Lines of data:
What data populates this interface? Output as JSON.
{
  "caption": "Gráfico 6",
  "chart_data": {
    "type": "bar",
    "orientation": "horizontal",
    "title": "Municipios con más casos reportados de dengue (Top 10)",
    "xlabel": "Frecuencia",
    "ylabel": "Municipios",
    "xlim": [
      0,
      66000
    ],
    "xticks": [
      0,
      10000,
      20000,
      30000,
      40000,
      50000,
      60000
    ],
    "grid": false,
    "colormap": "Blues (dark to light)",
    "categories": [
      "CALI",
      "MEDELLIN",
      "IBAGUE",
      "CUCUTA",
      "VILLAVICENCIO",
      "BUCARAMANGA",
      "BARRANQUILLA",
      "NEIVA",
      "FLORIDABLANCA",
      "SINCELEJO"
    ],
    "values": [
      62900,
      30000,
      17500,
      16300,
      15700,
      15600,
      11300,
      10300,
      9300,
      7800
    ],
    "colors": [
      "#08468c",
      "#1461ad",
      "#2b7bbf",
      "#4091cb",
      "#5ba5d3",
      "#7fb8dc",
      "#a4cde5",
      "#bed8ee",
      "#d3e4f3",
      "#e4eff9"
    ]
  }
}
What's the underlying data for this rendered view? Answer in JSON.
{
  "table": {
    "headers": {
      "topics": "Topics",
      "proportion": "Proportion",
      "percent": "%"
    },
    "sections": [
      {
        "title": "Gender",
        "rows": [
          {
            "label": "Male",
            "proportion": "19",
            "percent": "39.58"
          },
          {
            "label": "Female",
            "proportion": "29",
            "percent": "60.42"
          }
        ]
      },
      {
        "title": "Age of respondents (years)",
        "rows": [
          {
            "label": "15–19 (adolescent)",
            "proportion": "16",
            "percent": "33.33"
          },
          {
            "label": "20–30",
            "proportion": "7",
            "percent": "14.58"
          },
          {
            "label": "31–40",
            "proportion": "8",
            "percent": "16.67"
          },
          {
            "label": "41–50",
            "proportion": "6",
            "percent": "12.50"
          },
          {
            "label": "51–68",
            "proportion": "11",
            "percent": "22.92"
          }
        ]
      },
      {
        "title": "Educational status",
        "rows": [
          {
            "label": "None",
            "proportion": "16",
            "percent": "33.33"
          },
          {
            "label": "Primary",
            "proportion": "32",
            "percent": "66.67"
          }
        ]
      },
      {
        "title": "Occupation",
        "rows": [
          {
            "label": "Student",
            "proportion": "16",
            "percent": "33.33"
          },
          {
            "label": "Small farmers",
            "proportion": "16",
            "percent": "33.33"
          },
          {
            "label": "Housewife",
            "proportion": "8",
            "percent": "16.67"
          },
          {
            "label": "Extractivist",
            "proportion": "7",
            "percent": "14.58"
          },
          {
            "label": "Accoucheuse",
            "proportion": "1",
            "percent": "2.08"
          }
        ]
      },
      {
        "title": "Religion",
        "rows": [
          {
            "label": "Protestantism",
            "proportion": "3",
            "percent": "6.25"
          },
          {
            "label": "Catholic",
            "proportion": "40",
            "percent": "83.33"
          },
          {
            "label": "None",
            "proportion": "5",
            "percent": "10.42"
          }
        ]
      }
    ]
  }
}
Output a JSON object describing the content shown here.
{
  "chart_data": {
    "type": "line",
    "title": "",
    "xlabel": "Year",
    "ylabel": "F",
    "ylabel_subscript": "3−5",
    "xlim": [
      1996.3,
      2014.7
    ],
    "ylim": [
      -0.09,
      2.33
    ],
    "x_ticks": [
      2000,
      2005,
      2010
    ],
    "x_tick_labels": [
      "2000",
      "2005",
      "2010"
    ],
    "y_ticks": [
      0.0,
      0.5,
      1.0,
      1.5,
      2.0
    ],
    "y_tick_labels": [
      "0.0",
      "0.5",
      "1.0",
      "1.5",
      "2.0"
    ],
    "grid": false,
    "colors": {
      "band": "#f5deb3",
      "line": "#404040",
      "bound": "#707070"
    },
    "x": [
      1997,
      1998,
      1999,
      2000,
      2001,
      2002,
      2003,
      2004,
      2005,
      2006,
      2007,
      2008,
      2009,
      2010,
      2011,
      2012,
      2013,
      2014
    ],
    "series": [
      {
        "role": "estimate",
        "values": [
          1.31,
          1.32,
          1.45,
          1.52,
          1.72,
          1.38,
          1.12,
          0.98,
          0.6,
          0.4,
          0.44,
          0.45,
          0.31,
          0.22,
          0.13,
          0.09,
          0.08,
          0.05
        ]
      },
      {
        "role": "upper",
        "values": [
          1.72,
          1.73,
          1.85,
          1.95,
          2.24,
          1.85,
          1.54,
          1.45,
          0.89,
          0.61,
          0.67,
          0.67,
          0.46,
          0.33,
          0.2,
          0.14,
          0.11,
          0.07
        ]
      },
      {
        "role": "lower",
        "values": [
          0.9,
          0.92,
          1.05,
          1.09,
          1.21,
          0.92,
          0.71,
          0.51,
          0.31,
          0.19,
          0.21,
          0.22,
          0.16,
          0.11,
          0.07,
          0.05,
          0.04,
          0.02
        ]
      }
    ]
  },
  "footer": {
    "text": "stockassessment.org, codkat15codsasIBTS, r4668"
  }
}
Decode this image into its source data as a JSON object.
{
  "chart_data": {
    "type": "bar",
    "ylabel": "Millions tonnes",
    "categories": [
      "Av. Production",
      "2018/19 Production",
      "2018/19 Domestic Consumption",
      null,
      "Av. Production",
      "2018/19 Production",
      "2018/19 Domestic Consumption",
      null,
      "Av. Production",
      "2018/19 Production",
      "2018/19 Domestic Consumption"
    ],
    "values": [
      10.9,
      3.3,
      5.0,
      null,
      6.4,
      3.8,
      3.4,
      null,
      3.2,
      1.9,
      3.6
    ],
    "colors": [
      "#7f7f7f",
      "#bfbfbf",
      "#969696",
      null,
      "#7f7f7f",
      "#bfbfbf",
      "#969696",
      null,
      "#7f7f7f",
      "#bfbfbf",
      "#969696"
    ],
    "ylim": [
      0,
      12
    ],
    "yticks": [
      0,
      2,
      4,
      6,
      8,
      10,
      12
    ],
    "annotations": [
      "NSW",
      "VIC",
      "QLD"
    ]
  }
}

Stated exercise: Restate the listing above word for word.

Solution to this task:
What data populates this interface? Output as JSON.
{
  "caption": "Gráfico 6",
  "chart_data": {
    "type": "bar",
    "orientation": "horizontal",
    "title": "Municipios con más casos reportados de dengue (Top 10)",
    "xlabel": "Frecuencia",
    "ylabel": "Municipios",
    "xlim": [
      0,
      66000
    ],
    "xticks": [
      0,
      10000,
      20000,
      30000,
      40000,
      50000,
      60000
    ],
    "grid": false,
    "colormap": "Blues (dark to light)",
    "categories": [
      "CALI",
      "MEDELLIN",
      "IBAGUE",
      "CUCUTA",
      "VILLAVICENCIO",
      "BUCARAMANGA",
      "BARRANQUILLA",
      "NEIVA",
      "FLORIDABLANCA",
      "SINCELEJO"
    ],
    "values": [
      62900,
      30000,
      17500,
      16300,
      15700,
      15600,
      11300,
      10300,
      9300,
      7800
    ],
    "colors": [
      "#08468c",
      "#1461ad",
      "#2b7bbf",
      "#4091cb",
      "#5ba5d3",
      "#7fb8dc",
      "#a4cde5",
      "#bed8ee",
      "#d3e4f3",
      "#e4eff9"
    ]
  }
}
What's the underlying data for this rendered view? Answer in JSON.
{
  "table": {
    "headers": {
      "topics": "Topics",
      "proportion": "Proportion",
      "percent": "%"
    },
    "sections": [
      {
        "title": "Gender",
        "rows": [
          {
            "label": "Male",
            "proportion": "19",
            "percent": "39.58"
          },
          {
            "label": "Female",
            "proportion": "29",
            "percent": "60.42"
          }
        ]
      },
      {
        "title": "Age of respondents (years)",
        "rows": [
          {
            "label": "15–19 (adolescent)",
            "proportion": "16",
            "percent": "33.33"
          },
          {
            "label": "20–30",
            "proportion": "7",
            "percent": "14.58"
          },
          {
            "label": "31–40",
            "proportion": "8",
            "percent": "16.67"
          },
          {
            "label": "41–50",
            "proportion": "6",
            "percent": "12.50"
          },
          {
            "label": "51–68",
            "proportion": "11",
            "percent": "22.92"
          }
        ]
      },
      {
        "title": "Educational status",
        "rows": [
          {
            "label": "None",
            "proportion": "16",
            "percent": "33.33"
          },
          {
            "label": "Primary",
            "proportion": "32",
            "percent": "66.67"
          }
        ]
      },
      {
        "title": "Occupation",
        "rows": [
          {
            "label": "Student",
            "proportion": "16",
            "percent": "33.33"
          },
          {
            "label": "Small farmers",
            "proportion": "16",
            "percent": "33.33"
          },
          {
            "label": "Housewife",
            "proportion": "8",
            "percent": "16.67"
          },
          {
            "label": "Extractivist",
            "proportion": "7",
            "percent": "14.58"
          },
          {
            "label": "Accoucheuse",
            "proportion": "1",
            "percent": "2.08"
          }
        ]
      },
      {
        "title": "Religion",
        "rows": [
          {
            "label": "Protestantism",
            "proportion": "3",
            "percent": "6.25"
          },
          {
            "label": "Catholic",
            "proportion": "40",
            "percent": "83.33"
          },
          {
            "label": "None",
            "proportion": "5",
            "percent": "10.42"
          }
        ]
      }
    ]
  }
}
Output a JSON object describing the content shown here.
{
  "chart_data": {
    "type": "line",
    "title": "",
    "xlabel": "Year",
    "ylabel": "F",
    "ylabel_subscript": "3−5",
    "xlim": [
      1996.3,
      2014.7
    ],
    "ylim": [
      -0.09,
      2.33
    ],
    "x_ticks": [
      2000,
      2005,
      2010
    ],
    "x_tick_labels": [
      "2000",
      "2005",
      "2010"
    ],
    "y_ticks": [
      0.0,
      0.5,
      1.0,
      1.5,
      2.0
    ],
    "y_tick_labels": [
      "0.0",
      "0.5",
      "1.0",
      "1.5",
      "2.0"
    ],
    "grid": false,
    "colors": {
      "band": "#f5deb3",
      "line": "#404040",
      "bound": "#707070"
    },
    "x": [
      1997,
      1998,
      1999,
      2000,
      2001,
      2002,
      2003,
      2004,
      2005,
      2006,
      2007,
      2008,
      2009,
      2010,
      2011,
      2012,
      2013,
      2014
    ],
    "series": [
      {
        "role": "estimate",
        "values": [
          1.31,
          1.32,
          1.45,
          1.52,
          1.72,
          1.38,
          1.12,
          0.98,
          0.6,
          0.4,
          0.44,
          0.45,
          0.31,
          0.22,
          0.13,
          0.09,
          0.08,
          0.05
        ]
      },
      {
        "role": "upper",
        "values": [
          1.72,
          1.73,
          1.85,
          1.95,
          2.24,
          1.85,
          1.54,
          1.45,
          0.89,
          0.61,
          0.67,
          0.67,
          0.46,
          0.33,
          0.2,
          0.14,
          0.11,
          0.07
        ]
      },
      {
        "role": "lower",
        "values": [
          0.9,
          0.92,
          1.05,
          1.09,
          1.21,
          0.92,
          0.71,
          0.51,
          0.31,
          0.19,
          0.21,
          0.22,
          0.16,
          0.11,
          0.07,
          0.05,
          0.04,
          0.02
        ]
      }
    ]
  },
  "footer": {
    "text": "stockassessment.org, codkat15codsasIBTS, r4668"
  }
}
Decode this image into its source data as a JSON object.
{
  "chart_data": {
    "type": "bar",
    "ylabel": "Millions tonnes",
    "categories": [
      "Av. Production",
      "2018/19 Production",
      "2018/19 Domestic Consumption",
      null,
      "Av. Production",
      "2018/19 Production",
      "2018/19 Domestic Consumption",
      null,
      "Av. Production",
      "2018/19 Production",
      "2018/19 Domestic Consumption"
    ],
    "values": [
      10.9,
      3.3,
      5.0,
      null,
      6.4,
      3.8,
      3.4,
      null,
      3.2,
      1.9,
      3.6
    ],
    "colors": [
      "#7f7f7f",
      "#bfbfbf",
      "#969696",
      null,
      "#7f7f7f",
      "#bfbfbf",
      "#969696",
      null,
      "#7f7f7f",
      "#bfbfbf",
      "#969696"
    ],
    "ylim": [
      0,
      12
    ],
    "yticks": [
      0,
      2,
      4,
      6,
      8,
      10,
      12
    ],
    "annotations": [
      "NSW",
      "VIC",
      "QLD"
    ]
  }
}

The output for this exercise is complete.